### Instructions for the task
Return each line of the data below exactly, omitting any pictures.

### Dataset extract
__________________________________________________

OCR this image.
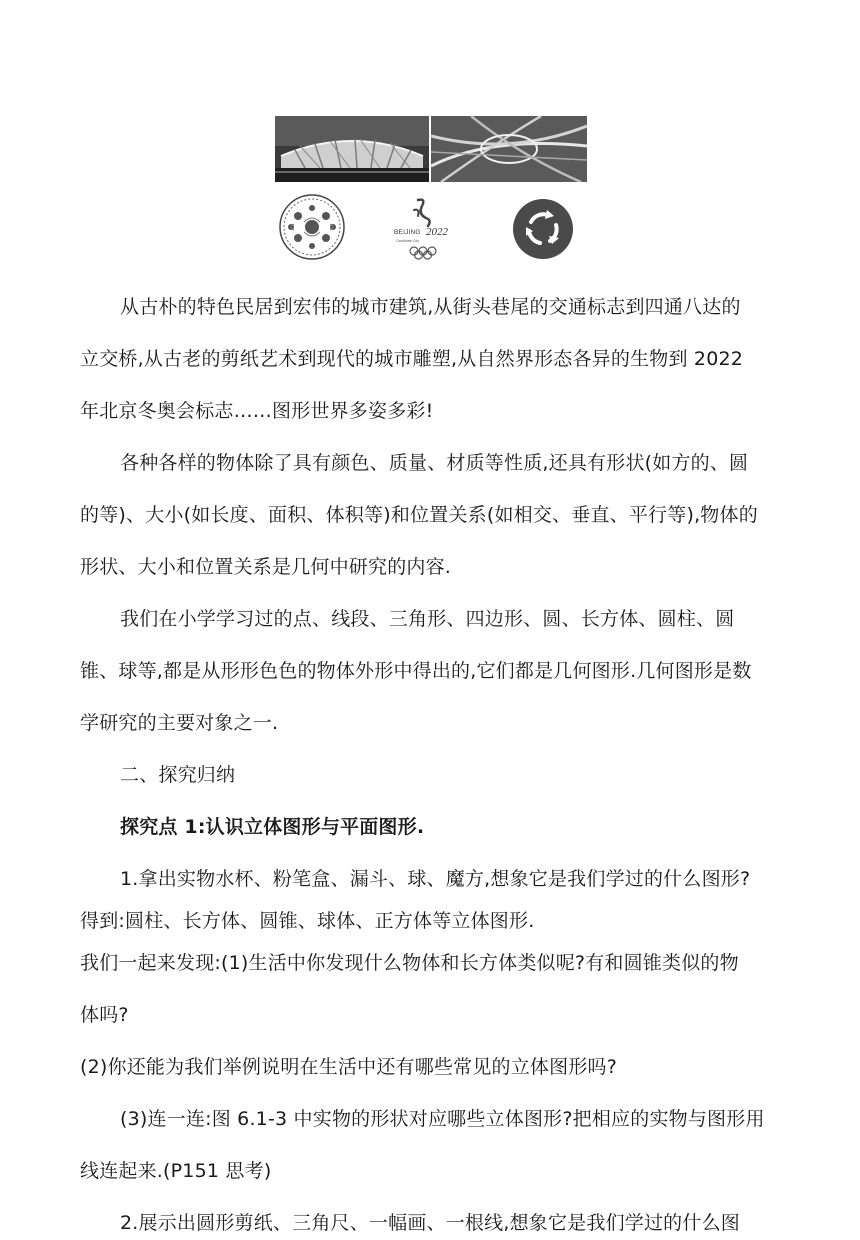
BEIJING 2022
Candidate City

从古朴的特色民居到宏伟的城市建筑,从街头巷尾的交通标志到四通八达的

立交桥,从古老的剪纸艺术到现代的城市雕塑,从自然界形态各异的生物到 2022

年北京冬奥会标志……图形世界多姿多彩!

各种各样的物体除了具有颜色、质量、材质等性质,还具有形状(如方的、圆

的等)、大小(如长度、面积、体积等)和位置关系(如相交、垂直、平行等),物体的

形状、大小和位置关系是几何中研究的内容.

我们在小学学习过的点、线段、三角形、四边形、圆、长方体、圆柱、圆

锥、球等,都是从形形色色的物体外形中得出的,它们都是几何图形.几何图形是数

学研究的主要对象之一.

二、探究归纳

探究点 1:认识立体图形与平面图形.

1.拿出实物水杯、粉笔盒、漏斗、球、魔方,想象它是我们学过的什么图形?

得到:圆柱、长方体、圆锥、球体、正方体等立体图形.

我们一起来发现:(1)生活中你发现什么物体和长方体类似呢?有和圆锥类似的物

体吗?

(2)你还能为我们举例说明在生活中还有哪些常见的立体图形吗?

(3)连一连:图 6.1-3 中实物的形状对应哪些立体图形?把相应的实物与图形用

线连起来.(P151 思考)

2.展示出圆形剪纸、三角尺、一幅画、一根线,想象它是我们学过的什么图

__________________________________________________

### Task output
OCR this image.
BEIJING 2022
Candidate City

从古朴的特色民居到宏伟的城市建筑,从街头巷尾的交通标志到四通八达的

立交桥,从古老的剪纸艺术到现代的城市雕塑,从自然界形态各异的生物到 2022

年北京冬奥会标志……图形世界多姿多彩!

各种各样的物体除了具有颜色、质量、材质等性质,还具有形状(如方的、圆

的等)、大小(如长度、面积、体积等)和位置关系(如相交、垂直、平行等),物体的

形状、大小和位置关系是几何中研究的内容.

我们在小学学习过的点、线段、三角形、四边形、圆、长方体、圆柱、圆

锥、球等,都是从形形色色的物体外形中得出的,它们都是几何图形.几何图形是数

学研究的主要对象之一.

二、探究归纳

探究点 1:认识立体图形与平面图形.

1.拿出实物水杯、粉笔盒、漏斗、球、魔方,想象它是我们学过的什么图形?

得到:圆柱、长方体、圆锥、球体、正方体等立体图形.

我们一起来发现:(1)生活中你发现什么物体和长方体类似呢?有和圆锥类似的物

体吗?

(2)你还能为我们举例说明在生活中还有哪些常见的立体图形吗?

(3)连一连:图 6.1-3 中实物的形状对应哪些立体图形?把相应的实物与图形用

线连起来.(P151 思考)

2.展示出圆形剪纸、三角尺、一幅画、一根线,想象它是我们学过的什么图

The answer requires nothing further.